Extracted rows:
◆ ◆ ◆

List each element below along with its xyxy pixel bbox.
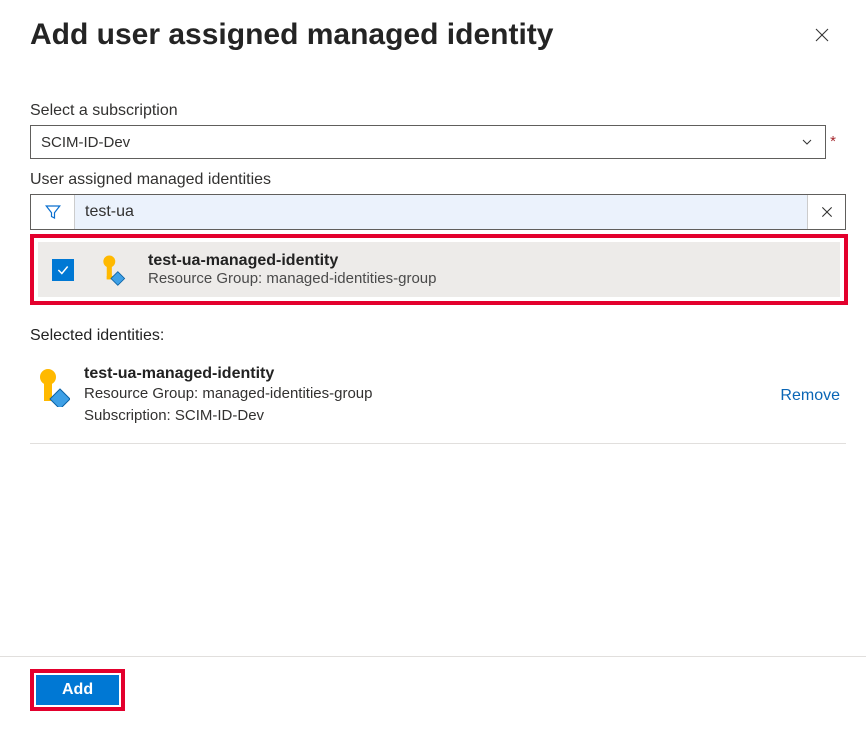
identities-label: User assigned managed identities: [30, 171, 836, 189]
subscription-label: Select a subscription: [30, 102, 836, 120]
header: Add user assigned managed identity: [30, 18, 836, 52]
selected-identity-row: test-ua-managed-identity Resource Group:…: [30, 357, 846, 444]
subscription-group: Select a subscription SCIM-ID-Dev *: [30, 102, 836, 159]
clear-filter-button[interactable]: [807, 195, 845, 229]
identity-result-row[interactable]: test-ua-managed-identity Resource Group:…: [38, 242, 840, 297]
check-icon: [56, 263, 70, 277]
chevron-down-icon: [799, 134, 815, 150]
identities-group: User assigned managed identities: [30, 171, 836, 305]
remove-identity-link[interactable]: Remove: [780, 387, 846, 405]
close-icon: [813, 26, 831, 44]
filter-input[interactable]: [75, 195, 807, 229]
footer: Add: [30, 669, 125, 711]
identity-name: test-ua-managed-identity: [148, 252, 437, 270]
managed-identity-icon: [94, 253, 128, 287]
managed-identity-icon: [30, 367, 70, 407]
identity-checkbox[interactable]: [52, 259, 74, 281]
selected-identity-subscription: Subscription: SCIM-ID-Dev: [84, 405, 766, 427]
subscription-value: SCIM-ID-Dev: [41, 134, 130, 151]
subscription-select[interactable]: SCIM-ID-Dev: [30, 125, 826, 159]
add-managed-identity-panel: Add user assigned managed identity Selec…: [0, 0, 866, 731]
selected-identities-label: Selected identities:: [30, 327, 836, 345]
filter-icon[interactable]: [31, 195, 75, 229]
add-button-highlight: Add: [30, 669, 125, 711]
required-indicator: *: [830, 125, 836, 159]
close-button[interactable]: [808, 21, 836, 49]
add-button[interactable]: Add: [36, 675, 119, 705]
page-title: Add user assigned managed identity: [30, 18, 553, 52]
selected-section: Selected identities: test-ua-managed-ide…: [30, 327, 836, 444]
footer-divider: [0, 656, 866, 657]
selected-identity-info: test-ua-managed-identity Resource Group:…: [84, 365, 766, 427]
identity-resource-group: Resource Group: managed-identities-group: [148, 270, 437, 287]
filter-row: [30, 194, 846, 230]
selected-identity-name: test-ua-managed-identity: [84, 365, 766, 383]
result-highlight: test-ua-managed-identity Resource Group:…: [30, 234, 848, 305]
selected-identity-rg: Resource Group: managed-identities-group: [84, 383, 766, 405]
identity-result-text: test-ua-managed-identity Resource Group:…: [148, 252, 437, 287]
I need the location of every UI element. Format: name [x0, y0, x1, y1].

◆ ◆ ◆

- [DO THIS]: Copy out all of the rows above word for word, but leave the pictures out.

- [TASK ANSWER]:
List each element below along with its xyxy pixel bbox.
identities-label: User assigned managed identities: [30, 171, 836, 189]
subscription-label: Select a subscription: [30, 102, 836, 120]
header: Add user assigned managed identity: [30, 18, 836, 52]
selected-identity-row: test-ua-managed-identity Resource Group:…: [30, 357, 846, 444]
subscription-group: Select a subscription SCIM-ID-Dev *: [30, 102, 836, 159]
clear-filter-button[interactable]: [807, 195, 845, 229]
identity-result-row[interactable]: test-ua-managed-identity Resource Group:…: [38, 242, 840, 297]
check-icon: [56, 263, 70, 277]
chevron-down-icon: [799, 134, 815, 150]
identities-group: User assigned managed identities: [30, 171, 836, 305]
remove-identity-link[interactable]: Remove: [780, 387, 846, 405]
close-icon: [813, 26, 831, 44]
filter-input[interactable]: [75, 195, 807, 229]
footer: Add: [30, 669, 125, 711]
identity-name: test-ua-managed-identity: [148, 252, 437, 270]
managed-identity-icon: [94, 253, 128, 287]
managed-identity-icon: [30, 367, 70, 407]
identity-checkbox[interactable]: [52, 259, 74, 281]
selected-identity-subscription: Subscription: SCIM-ID-Dev: [84, 405, 766, 427]
subscription-value: SCIM-ID-Dev: [41, 134, 130, 151]
subscription-select[interactable]: SCIM-ID-Dev: [30, 125, 826, 159]
add-managed-identity-panel: Add user assigned managed identity Selec…: [0, 0, 866, 731]
selected-identities-label: Selected identities:: [30, 327, 836, 345]
filter-icon[interactable]: [31, 195, 75, 229]
add-button-highlight: Add: [30, 669, 125, 711]
required-indicator: *: [830, 125, 836, 159]
close-button[interactable]: [808, 21, 836, 49]
add-button[interactable]: Add: [36, 675, 119, 705]
page-title: Add user assigned managed identity: [30, 18, 553, 52]
selected-section: Selected identities: test-ua-managed-ide…: [30, 327, 836, 444]
footer-divider: [0, 656, 866, 657]
selected-identity-info: test-ua-managed-identity Resource Group:…: [84, 365, 766, 427]
identity-resource-group: Resource Group: managed-identities-group: [148, 270, 437, 287]
filter-row: [30, 194, 846, 230]
selected-identity-name: test-ua-managed-identity: [84, 365, 766, 383]
result-highlight: test-ua-managed-identity Resource Group:…: [30, 234, 848, 305]
selected-identity-rg: Resource Group: managed-identities-group: [84, 383, 766, 405]
identity-result-text: test-ua-managed-identity Resource Group:…: [148, 252, 437, 287]
I need the location of every UI element. Format: name [x0, y0, x1, y1].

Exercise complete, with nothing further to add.